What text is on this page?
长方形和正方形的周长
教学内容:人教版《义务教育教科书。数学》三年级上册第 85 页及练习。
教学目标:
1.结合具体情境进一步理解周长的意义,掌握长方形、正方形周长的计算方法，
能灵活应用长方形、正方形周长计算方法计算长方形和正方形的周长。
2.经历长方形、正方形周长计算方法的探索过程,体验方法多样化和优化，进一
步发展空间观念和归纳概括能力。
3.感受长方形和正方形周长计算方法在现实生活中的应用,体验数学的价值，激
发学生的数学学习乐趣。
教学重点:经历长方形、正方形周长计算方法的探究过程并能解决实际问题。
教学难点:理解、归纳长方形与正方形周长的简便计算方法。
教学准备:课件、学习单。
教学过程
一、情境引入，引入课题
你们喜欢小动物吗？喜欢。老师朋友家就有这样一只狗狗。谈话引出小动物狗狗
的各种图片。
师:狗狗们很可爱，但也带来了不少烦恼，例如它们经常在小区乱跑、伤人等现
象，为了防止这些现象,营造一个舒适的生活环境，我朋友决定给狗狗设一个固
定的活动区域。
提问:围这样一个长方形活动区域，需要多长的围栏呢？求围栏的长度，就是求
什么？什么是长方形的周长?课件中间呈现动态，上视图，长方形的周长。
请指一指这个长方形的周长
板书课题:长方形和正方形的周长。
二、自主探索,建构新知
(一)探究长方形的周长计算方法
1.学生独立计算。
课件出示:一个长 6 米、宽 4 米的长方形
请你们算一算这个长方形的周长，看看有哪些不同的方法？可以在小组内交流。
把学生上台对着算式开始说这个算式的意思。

========================================

Task prompt:
State only how many lines in the material include "经历长方形".

Written answer:
2